═════ Data for this task ═════

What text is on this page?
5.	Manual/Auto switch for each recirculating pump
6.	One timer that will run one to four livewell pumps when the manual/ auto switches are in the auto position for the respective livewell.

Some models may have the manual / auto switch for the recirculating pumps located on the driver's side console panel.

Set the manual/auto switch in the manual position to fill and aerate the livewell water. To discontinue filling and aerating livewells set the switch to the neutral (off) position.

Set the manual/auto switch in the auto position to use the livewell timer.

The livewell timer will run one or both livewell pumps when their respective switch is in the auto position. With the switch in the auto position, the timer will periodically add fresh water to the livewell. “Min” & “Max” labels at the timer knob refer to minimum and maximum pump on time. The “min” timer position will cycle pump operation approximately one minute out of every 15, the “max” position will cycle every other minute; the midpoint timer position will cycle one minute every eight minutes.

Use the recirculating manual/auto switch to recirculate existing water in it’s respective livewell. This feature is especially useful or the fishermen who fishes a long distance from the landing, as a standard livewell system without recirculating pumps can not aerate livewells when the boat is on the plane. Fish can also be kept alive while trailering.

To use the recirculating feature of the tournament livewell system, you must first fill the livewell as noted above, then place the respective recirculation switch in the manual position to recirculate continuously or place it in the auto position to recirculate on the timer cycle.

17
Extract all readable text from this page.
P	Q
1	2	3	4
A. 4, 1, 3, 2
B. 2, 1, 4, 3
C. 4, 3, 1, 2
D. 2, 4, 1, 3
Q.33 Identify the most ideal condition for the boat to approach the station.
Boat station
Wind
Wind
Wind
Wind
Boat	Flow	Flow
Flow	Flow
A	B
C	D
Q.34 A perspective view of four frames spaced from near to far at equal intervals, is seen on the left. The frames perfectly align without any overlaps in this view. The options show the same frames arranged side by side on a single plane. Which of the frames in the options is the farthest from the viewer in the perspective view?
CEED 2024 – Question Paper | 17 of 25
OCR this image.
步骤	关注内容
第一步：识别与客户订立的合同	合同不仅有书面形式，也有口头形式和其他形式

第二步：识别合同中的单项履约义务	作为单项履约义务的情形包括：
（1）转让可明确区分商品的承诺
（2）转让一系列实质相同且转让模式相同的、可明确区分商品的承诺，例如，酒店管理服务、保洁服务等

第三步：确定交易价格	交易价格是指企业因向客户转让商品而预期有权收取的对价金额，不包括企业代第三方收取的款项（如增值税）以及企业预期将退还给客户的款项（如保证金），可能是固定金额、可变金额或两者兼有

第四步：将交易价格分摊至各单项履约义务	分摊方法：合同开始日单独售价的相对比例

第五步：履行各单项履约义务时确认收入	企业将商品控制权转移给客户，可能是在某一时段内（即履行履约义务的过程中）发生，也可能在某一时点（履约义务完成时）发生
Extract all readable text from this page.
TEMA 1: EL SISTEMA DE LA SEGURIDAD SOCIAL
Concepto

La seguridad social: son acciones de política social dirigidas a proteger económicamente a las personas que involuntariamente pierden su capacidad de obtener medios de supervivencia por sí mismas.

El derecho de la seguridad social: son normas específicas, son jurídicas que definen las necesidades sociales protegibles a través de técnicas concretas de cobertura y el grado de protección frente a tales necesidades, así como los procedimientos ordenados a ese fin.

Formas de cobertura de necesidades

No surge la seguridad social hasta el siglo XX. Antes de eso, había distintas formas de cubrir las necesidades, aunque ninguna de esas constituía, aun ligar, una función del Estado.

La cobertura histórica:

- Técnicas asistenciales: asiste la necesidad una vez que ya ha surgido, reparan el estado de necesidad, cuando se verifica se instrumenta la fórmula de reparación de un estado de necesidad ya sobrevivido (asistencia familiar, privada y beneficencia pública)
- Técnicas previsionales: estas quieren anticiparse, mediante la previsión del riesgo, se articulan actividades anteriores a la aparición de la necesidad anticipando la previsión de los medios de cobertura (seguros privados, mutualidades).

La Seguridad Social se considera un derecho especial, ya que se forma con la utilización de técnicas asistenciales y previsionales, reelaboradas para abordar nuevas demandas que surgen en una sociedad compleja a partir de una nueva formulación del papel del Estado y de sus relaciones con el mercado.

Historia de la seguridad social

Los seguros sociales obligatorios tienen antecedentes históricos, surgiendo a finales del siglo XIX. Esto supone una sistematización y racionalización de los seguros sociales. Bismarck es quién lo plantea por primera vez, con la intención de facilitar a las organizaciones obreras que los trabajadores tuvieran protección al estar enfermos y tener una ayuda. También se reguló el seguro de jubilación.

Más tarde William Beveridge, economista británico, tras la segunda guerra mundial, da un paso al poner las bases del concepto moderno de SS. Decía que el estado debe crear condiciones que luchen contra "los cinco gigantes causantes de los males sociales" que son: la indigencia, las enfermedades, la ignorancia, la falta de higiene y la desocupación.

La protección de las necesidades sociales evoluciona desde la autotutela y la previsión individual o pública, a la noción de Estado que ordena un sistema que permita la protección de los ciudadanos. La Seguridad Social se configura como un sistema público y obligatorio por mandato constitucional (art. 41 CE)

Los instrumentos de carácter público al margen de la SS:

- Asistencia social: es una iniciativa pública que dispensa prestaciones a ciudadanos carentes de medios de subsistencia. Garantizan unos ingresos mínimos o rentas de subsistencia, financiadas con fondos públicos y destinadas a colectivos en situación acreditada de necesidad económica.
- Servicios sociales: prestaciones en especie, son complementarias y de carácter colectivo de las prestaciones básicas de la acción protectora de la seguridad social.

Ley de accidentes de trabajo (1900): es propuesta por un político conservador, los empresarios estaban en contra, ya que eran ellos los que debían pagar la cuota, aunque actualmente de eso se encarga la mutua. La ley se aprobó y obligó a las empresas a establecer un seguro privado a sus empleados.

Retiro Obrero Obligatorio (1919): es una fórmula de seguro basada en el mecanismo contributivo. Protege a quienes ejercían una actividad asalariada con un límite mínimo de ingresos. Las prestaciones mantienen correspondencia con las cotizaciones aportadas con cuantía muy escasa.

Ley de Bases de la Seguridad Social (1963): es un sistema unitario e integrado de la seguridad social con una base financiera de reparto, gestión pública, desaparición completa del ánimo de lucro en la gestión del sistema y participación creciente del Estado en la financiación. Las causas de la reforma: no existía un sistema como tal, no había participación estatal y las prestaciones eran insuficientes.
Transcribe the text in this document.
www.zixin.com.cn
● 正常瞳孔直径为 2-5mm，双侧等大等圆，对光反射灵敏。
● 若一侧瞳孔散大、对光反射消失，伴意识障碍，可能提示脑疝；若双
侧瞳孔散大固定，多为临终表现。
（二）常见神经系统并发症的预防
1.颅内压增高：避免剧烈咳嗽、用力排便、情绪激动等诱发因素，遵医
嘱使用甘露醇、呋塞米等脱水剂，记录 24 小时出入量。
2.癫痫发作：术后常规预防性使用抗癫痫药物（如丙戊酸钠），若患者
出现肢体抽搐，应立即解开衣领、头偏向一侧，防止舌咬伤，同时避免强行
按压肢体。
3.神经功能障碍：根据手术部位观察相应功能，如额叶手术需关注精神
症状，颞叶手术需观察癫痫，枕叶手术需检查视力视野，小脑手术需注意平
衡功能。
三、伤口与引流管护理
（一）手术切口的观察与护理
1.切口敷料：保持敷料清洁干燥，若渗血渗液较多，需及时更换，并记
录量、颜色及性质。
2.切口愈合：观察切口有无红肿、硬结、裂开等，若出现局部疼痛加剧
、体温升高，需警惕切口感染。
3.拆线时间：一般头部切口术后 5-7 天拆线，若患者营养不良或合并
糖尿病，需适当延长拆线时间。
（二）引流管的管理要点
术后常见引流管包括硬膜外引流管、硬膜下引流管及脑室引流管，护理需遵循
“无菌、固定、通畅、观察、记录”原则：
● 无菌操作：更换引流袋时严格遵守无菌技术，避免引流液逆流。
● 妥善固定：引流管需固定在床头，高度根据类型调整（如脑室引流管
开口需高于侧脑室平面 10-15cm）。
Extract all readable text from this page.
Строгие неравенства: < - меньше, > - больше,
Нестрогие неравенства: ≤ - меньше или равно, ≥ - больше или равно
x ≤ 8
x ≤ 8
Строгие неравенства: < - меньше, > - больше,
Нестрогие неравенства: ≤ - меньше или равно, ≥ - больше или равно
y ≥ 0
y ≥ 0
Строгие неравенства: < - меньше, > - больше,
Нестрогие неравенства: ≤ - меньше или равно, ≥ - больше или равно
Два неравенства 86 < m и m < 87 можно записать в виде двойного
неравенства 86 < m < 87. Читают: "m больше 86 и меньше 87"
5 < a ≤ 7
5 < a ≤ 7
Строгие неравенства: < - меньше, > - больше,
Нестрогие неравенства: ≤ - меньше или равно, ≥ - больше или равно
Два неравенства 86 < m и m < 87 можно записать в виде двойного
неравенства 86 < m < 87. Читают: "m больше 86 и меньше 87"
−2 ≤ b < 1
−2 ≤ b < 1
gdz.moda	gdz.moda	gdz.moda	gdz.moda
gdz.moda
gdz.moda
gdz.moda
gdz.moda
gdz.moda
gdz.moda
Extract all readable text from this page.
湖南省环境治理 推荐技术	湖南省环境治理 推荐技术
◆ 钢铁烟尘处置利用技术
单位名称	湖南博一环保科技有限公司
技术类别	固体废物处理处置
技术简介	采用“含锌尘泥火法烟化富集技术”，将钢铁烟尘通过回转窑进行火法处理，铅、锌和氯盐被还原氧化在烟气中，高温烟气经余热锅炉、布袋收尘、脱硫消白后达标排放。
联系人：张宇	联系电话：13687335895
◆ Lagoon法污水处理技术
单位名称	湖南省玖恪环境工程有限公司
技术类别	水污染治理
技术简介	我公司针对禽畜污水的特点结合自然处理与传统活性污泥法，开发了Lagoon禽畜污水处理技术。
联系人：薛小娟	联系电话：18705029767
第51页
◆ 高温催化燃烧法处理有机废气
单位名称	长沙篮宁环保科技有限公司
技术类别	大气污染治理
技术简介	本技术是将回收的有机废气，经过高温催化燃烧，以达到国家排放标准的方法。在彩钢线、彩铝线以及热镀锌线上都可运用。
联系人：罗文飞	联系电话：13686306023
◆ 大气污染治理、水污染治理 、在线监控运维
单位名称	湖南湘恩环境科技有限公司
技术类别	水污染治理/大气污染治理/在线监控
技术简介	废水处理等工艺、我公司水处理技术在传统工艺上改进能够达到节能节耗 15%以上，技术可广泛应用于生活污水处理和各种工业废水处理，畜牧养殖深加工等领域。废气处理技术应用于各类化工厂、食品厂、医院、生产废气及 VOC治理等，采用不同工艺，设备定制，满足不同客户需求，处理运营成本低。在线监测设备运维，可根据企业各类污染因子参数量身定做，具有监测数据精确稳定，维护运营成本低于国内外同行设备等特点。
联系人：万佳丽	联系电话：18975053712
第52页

═════

In the entries above, locate every line with the word "carácter" and copy it.

Los instrumentos de carácter público al margen de la SS:
- Servicios sociales: prestaciones en especie, son complementarias y de carácter colectivo de las prestaciones básicas de la acción protectora de la seguridad social.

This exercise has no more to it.